# Exercise details
Retype the records below exactly as they appear.

[start Material]

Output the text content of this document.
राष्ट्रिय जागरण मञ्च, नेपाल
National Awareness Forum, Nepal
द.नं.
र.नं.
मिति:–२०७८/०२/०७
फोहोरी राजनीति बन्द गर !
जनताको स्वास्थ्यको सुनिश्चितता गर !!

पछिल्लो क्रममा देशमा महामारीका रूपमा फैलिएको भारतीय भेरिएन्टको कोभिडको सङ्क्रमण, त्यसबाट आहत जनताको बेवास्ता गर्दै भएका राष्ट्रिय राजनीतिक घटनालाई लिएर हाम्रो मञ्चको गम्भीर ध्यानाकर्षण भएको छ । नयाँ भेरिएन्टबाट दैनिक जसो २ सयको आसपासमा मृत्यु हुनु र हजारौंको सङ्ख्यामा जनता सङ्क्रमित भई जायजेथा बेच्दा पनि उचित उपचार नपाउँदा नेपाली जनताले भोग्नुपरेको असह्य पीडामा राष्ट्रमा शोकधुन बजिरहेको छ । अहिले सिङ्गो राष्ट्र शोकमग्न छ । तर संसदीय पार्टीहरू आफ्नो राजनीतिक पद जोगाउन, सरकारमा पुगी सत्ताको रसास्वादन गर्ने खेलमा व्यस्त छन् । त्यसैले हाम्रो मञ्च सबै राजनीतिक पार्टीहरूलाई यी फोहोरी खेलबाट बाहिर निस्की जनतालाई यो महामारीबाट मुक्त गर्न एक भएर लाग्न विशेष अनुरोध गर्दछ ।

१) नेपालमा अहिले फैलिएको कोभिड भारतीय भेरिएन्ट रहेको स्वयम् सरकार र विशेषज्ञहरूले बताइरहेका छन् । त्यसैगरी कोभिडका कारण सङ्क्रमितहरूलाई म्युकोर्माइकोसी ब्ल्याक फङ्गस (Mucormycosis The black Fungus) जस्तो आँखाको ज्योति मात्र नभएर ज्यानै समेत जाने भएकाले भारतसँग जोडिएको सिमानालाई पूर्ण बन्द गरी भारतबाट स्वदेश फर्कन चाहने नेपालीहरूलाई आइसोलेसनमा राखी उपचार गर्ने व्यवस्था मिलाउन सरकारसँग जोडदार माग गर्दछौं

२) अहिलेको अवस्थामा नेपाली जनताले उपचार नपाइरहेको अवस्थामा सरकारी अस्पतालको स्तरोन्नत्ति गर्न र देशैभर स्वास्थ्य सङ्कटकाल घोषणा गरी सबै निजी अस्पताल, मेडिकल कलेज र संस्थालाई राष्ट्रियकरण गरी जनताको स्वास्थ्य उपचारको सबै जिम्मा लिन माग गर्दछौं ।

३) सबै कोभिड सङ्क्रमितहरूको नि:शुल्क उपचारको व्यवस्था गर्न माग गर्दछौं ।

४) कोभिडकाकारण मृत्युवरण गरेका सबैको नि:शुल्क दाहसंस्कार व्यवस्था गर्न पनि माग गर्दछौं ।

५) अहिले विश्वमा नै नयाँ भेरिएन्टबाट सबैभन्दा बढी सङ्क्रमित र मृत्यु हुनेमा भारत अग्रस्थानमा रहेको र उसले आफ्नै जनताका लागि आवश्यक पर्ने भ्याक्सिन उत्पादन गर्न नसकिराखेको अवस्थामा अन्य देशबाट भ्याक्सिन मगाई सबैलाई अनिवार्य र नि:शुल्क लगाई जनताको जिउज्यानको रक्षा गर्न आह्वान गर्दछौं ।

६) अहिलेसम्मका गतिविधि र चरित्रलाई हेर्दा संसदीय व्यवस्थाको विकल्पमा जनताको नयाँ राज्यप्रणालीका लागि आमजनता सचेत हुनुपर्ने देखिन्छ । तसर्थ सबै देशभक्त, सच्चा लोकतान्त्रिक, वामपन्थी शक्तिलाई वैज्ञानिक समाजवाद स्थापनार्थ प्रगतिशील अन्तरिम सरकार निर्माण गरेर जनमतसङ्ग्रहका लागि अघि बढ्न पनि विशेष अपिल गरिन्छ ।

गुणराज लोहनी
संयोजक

[end Material]

# Right answer
Output the text content of this document.
राष्ट्रिय जागरण मञ्च, नेपाल
National Awareness Forum, Nepal
द.नं.
र.नं.
मिति:–२०७८/०२/०७
फोहोरी राजनीति बन्द गर !
जनताको स्वास्थ्यको सुनिश्चितता गर !!

पछिल्लो क्रममा देशमा महामारीका रूपमा फैलिएको भारतीय भेरिएन्टको कोभिडको सङ्क्रमण, त्यसबाट आहत जनताको बेवास्ता गर्दै भएका राष्ट्रिय राजनीतिक घटनालाई लिएर हाम्रो मञ्चको गम्भीर ध्यानाकर्षण भएको छ । नयाँ भेरिएन्टबाट दैनिक जसो २ सयको आसपासमा मृत्यु हुनु र हजारौंको सङ्ख्यामा जनता सङ्क्रमित भई जायजेथा बेच्दा पनि उचित उपचार नपाउँदा नेपाली जनताले भोग्नुपरेको असह्य पीडामा राष्ट्रमा शोकधुन बजिरहेको छ । अहिले सिङ्गो राष्ट्र शोकमग्न छ । तर संसदीय पार्टीहरू आफ्नो राजनीतिक पद जोगाउन, सरकारमा पुगी सत्ताको रसास्वादन गर्ने खेलमा व्यस्त छन् । त्यसैले हाम्रो मञ्च सबै राजनीतिक पार्टीहरूलाई यी फोहोरी खेलबाट बाहिर निस्की जनतालाई यो महामारीबाट मुक्त गर्न एक भएर लाग्न विशेष अनुरोध गर्दछ ।

१) नेपालमा अहिले फैलिएको कोभिड भारतीय भेरिएन्ट रहेको स्वयम् सरकार र विशेषज्ञहरूले बताइरहेका छन् । त्यसैगरी कोभिडका कारण सङ्क्रमितहरूलाई म्युकोर्माइकोसी ब्ल्याक फङ्गस (Mucormycosis The black Fungus) जस्तो आँखाको ज्योति मात्र नभएर ज्यानै समेत जाने भएकाले भारतसँग जोडिएको सिमानालाई पूर्ण बन्द गरी भारतबाट स्वदेश फर्कन चाहने नेपालीहरूलाई आइसोलेसनमा राखी उपचार गर्ने व्यवस्था मिलाउन सरकारसँग जोडदार माग गर्दछौं

२) अहिलेको अवस्थामा नेपाली जनताले उपचार नपाइरहेको अवस्थामा सरकारी अस्पतालको स्तरोन्नत्ति गर्न र देशैभर स्वास्थ्य सङ्कटकाल घोषणा गरी सबै निजी अस्पताल, मेडिकल कलेज र संस्थालाई राष्ट्रियकरण गरी जनताको स्वास्थ्य उपचारको सबै जिम्मा लिन माग गर्दछौं ।

३) सबै कोभिड सङ्क्रमितहरूको नि:शुल्क उपचारको व्यवस्था गर्न माग गर्दछौं ।

४) कोभिडकाकारण मृत्युवरण गरेका सबैको नि:शुल्क दाहसंस्कार व्यवस्था गर्न पनि माग गर्दछौं ।

५) अहिले विश्वमा नै नयाँ भेरिएन्टबाट सबैभन्दा बढी सङ्क्रमित र मृत्यु हुनेमा भारत अग्रस्थानमा रहेको र उसले आफ्नै जनताका लागि आवश्यक पर्ने भ्याक्सिन उत्पादन गर्न नसकिराखेको अवस्थामा अन्य देशबाट भ्याक्सिन मगाई सबैलाई अनिवार्य र नि:शुल्क लगाई जनताको जिउज्यानको रक्षा गर्न आह्वान गर्दछौं ।

६) अहिलेसम्मका गतिविधि र चरित्रलाई हेर्दा संसदीय व्यवस्थाको विकल्पमा जनताको नयाँ राज्यप्रणालीका लागि आमजनता सचेत हुनुपर्ने देखिन्छ । तसर्थ सबै देशभक्त, सच्चा लोकतान्त्रिक, वामपन्थी शक्तिलाई वैज्ञानिक समाजवाद स्थापनार्थ प्रगतिशील अन्तरिम सरकार निर्माण गरेर जनमतसङ्ग्रहका लागि अघि बढ्न पनि विशेष अपिल गरिन्छ ।

गुणराज लोहनी
संयोजक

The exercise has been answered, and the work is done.